= Provided data =
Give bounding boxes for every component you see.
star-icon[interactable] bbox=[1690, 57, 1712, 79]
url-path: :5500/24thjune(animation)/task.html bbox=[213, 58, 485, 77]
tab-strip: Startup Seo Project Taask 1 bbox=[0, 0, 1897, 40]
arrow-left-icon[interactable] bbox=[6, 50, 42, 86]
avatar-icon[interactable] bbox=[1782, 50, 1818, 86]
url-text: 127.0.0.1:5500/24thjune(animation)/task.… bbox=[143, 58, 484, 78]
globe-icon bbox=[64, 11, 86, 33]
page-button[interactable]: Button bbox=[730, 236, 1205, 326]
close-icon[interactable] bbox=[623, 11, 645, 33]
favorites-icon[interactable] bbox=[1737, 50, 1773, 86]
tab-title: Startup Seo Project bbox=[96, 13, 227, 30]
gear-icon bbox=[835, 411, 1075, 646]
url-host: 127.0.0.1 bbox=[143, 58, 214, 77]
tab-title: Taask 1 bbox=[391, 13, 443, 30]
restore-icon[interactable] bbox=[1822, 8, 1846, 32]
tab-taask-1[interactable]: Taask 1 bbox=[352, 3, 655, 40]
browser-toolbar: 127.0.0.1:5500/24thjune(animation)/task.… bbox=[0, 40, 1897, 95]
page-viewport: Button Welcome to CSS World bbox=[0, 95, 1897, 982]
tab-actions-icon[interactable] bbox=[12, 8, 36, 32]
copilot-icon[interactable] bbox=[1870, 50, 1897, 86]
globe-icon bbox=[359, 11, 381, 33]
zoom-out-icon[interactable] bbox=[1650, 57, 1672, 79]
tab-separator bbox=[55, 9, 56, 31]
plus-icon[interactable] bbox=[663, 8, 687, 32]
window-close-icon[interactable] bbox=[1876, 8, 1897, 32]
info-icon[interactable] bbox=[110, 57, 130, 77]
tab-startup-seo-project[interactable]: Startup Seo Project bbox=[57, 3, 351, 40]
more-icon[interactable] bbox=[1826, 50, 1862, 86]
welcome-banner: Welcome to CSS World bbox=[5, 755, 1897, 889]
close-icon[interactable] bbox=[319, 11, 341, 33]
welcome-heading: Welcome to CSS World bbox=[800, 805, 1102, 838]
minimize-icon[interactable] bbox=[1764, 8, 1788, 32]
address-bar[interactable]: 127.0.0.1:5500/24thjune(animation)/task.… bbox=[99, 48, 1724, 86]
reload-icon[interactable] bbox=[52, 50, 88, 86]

= Set exercise =
Starting at the first line of the records and ending with the line containing "favorites-icon[interactable] bbox=[1737, 50, 1773, 86]", give those lines again with "star-icon" swapped for "bookmark-icon" and nothing else altered.

= Exercise answer =
Give bounding boxes for every component you see.
bookmark-icon[interactable] bbox=[1690, 57, 1712, 79]
url-path: :5500/24thjune(animation)/task.html bbox=[213, 58, 485, 77]
tab-strip: Startup Seo Project Taask 1 bbox=[0, 0, 1897, 40]
arrow-left-icon[interactable] bbox=[6, 50, 42, 86]
avatar-icon[interactable] bbox=[1782, 50, 1818, 86]
url-text: 127.0.0.1:5500/24thjune(animation)/task.… bbox=[143, 58, 484, 78]
globe-icon bbox=[64, 11, 86, 33]
page-button[interactable]: Button bbox=[730, 236, 1205, 326]
close-icon[interactable] bbox=[623, 11, 645, 33]
favorites-icon[interactable] bbox=[1737, 50, 1773, 86]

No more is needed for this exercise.